_Exercise instructions_
Produce a verbatim transcription of the records below, beginning at the line containing "What data populates" and ending at the final line; include only those lines.

_Records shown_
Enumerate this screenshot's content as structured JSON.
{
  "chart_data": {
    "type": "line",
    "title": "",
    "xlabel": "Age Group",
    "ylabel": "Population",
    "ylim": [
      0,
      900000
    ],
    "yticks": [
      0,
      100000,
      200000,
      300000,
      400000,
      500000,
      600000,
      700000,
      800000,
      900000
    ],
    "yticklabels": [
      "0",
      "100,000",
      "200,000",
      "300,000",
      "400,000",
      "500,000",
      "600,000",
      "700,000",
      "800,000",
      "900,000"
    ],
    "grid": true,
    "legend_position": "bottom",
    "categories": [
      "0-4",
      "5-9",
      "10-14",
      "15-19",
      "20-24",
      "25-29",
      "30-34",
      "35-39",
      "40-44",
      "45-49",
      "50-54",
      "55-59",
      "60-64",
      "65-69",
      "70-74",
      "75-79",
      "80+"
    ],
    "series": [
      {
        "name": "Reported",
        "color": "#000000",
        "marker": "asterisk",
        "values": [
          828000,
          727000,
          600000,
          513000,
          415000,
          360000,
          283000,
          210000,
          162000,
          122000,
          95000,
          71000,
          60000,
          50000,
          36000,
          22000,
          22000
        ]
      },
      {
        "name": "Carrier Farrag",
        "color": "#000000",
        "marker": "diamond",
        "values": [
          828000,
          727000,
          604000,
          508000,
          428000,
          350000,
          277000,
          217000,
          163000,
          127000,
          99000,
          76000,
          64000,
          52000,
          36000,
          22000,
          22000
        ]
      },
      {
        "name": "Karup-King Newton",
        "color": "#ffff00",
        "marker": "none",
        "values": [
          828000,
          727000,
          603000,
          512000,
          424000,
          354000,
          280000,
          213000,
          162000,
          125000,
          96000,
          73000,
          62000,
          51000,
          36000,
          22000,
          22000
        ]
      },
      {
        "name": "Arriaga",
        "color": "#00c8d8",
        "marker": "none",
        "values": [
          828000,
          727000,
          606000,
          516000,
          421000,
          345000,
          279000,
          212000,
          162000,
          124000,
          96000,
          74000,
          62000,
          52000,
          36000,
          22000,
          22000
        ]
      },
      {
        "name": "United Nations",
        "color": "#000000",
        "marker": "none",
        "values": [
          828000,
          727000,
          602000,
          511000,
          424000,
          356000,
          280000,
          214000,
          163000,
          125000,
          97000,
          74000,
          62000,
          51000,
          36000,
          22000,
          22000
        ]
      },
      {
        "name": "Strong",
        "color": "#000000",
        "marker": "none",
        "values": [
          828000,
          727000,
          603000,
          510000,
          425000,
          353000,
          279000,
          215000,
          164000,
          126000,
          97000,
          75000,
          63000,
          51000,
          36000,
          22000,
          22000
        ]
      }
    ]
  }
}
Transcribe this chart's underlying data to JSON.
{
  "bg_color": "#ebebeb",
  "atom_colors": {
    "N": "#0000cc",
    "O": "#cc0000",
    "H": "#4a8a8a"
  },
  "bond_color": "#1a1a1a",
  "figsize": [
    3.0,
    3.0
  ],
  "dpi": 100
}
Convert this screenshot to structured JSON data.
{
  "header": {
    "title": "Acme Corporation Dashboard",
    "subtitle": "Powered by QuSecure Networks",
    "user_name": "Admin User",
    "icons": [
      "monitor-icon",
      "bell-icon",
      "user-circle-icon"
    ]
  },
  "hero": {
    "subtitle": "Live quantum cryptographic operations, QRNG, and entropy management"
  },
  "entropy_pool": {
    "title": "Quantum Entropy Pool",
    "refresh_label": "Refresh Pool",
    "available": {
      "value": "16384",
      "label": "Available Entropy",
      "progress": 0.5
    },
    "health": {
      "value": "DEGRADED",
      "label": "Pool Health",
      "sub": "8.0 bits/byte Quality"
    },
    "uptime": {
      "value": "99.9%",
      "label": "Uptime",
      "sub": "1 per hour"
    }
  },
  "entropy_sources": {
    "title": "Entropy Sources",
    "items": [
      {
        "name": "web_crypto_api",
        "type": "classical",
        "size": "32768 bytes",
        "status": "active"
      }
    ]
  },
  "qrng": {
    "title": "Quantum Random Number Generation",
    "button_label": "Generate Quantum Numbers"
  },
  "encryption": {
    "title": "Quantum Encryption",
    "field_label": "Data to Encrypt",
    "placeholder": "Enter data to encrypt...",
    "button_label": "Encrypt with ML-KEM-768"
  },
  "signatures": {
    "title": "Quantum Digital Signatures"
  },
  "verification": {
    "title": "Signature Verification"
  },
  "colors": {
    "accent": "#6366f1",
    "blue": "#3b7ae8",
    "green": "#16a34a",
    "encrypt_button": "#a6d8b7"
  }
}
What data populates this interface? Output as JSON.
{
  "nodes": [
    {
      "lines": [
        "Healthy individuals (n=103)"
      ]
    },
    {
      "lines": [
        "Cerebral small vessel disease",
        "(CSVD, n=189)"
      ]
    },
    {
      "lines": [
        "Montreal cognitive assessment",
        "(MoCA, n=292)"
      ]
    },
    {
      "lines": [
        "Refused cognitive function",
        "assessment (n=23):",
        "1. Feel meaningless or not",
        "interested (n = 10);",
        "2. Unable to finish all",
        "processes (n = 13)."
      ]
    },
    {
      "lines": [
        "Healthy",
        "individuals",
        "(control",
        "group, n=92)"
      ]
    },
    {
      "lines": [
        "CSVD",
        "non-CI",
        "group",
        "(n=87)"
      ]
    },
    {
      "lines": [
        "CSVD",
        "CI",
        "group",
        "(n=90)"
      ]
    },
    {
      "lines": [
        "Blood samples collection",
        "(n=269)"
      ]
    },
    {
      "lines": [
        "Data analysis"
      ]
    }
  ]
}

_Reply_
What data populates this interface? Output as JSON.
{
  "nodes": [
    {
      "lines": [
        "Healthy individuals (n=103)"
      ]
    },
    {
      "lines": [
        "Cerebral small vessel disease",
        "(CSVD, n=189)"
      ]
    },
    {
      "lines": [
        "Montreal cognitive assessment",
        "(MoCA, n=292)"
      ]
    },
    {
      "lines": [
        "Refused cognitive function",
        "assessment (n=23):",
        "1. Feel meaningless or not",
        "interested (n = 10);",
        "2. Unable to finish all",
        "processes (n = 13)."
      ]
    },
    {
      "lines": [
        "Healthy",
        "individuals",
        "(control",
        "group, n=92)"
      ]
    },
    {
      "lines": [
        "CSVD",
        "non-CI",
        "group",
        "(n=87)"
      ]
    },
    {
      "lines": [
        "CSVD",
        "CI",
        "group",
        "(n=90)"
      ]
    },
    {
      "lines": [
        "Blood samples collection",
        "(n=269)"
      ]
    },
    {
      "lines": [
        "Data analysis"
      ]
    }
  ]
}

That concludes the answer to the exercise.